▸ Given exercise
Reproduce every line of the material below, but drop the pictures.

• • • •

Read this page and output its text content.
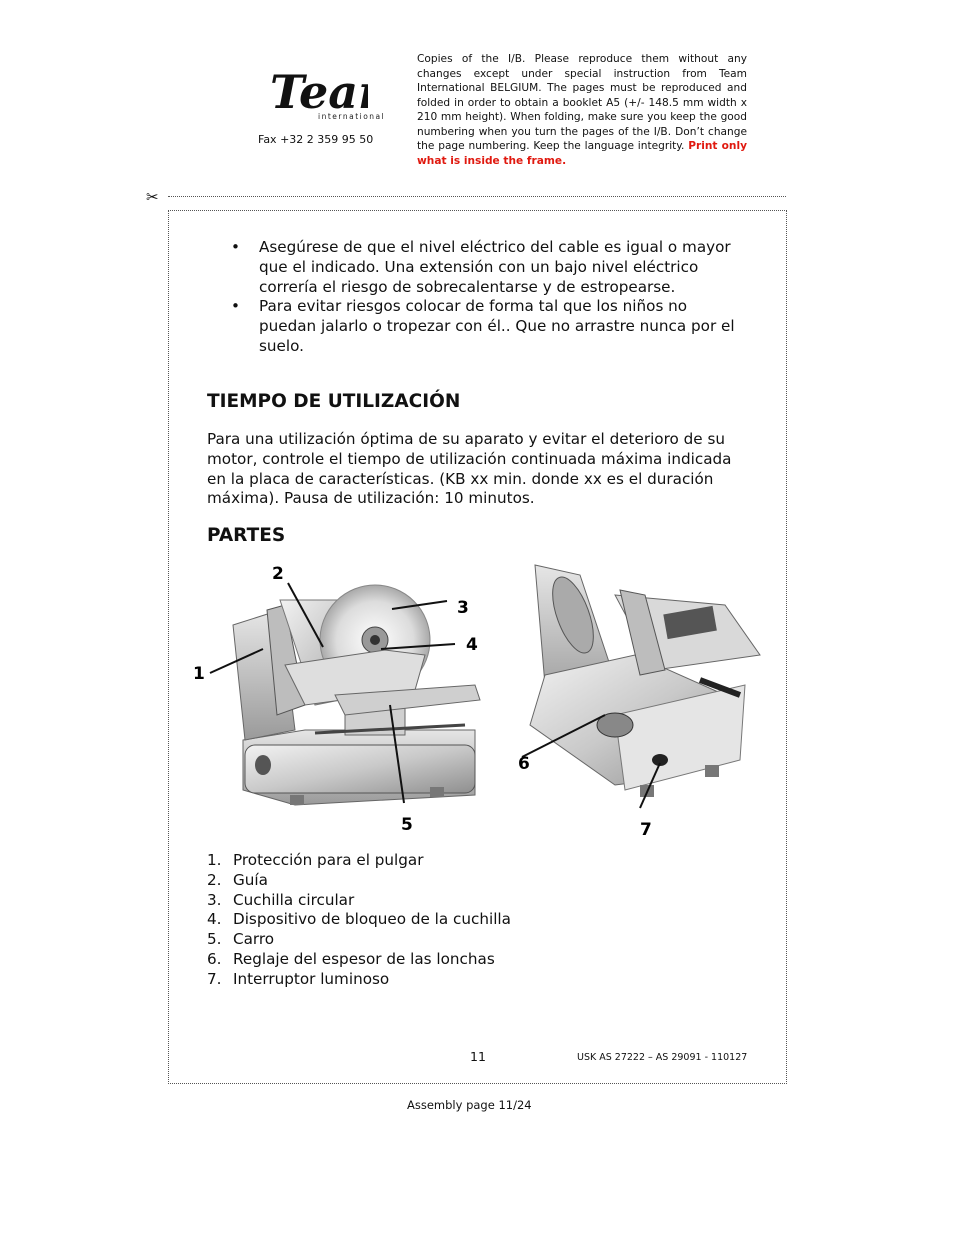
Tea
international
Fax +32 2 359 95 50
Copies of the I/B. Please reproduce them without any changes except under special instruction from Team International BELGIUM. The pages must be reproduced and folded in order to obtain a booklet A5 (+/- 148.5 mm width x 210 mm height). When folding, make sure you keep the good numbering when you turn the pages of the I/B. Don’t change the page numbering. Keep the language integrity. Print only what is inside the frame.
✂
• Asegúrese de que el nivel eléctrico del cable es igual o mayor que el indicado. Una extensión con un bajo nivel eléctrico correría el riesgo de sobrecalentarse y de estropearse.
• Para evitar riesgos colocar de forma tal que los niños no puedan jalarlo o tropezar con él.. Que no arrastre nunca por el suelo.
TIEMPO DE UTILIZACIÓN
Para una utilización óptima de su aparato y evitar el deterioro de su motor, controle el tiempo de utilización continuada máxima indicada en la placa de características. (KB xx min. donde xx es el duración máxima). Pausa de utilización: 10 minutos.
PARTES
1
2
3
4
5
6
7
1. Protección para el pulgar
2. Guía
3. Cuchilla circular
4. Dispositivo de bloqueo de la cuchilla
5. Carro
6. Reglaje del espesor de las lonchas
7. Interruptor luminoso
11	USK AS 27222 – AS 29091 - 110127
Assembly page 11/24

• • • •

▸ Result of the exercise
Read this page and output its text content.
Tea
international
Fax +32 2 359 95 50
Copies of the I/B. Please reproduce them without any changes except under special instruction from Team International BELGIUM. The pages must be reproduced and folded in order to obtain a booklet A5 (+/- 148.5 mm width x 210 mm height). When folding, make sure you keep the good numbering when you turn the pages of the I/B. Don’t change the page numbering. Keep the language integrity. Print only what is inside the frame.
✂
• Asegúrese de que el nivel eléctrico del cable es igual o mayor que el indicado. Una extensión con un bajo nivel eléctrico correría el riesgo de sobrecalentarse y de estropearse.
• Para evitar riesgos colocar de forma tal que los niños no puedan jalarlo o tropezar con él.. Que no arrastre nunca por el suelo.
TIEMPO DE UTILIZACIÓN
Para una utilización óptima de su aparato y evitar el deterioro de su motor, controle el tiempo de utilización continuada máxima indicada en la placa de características. (KB xx min. donde xx es el duración máxima). Pausa de utilización: 10 minutos.
PARTES
1
2
3
4
5
6
7
1. Protección para el pulgar
2. Guía
3. Cuchilla circular
4. Dispositivo de bloqueo de la cuchilla
5. Carro
6. Reglaje del espesor de las lonchas
7. Interruptor luminoso
11	USK AS 27222 – AS 29091 - 110127
Assembly page 11/24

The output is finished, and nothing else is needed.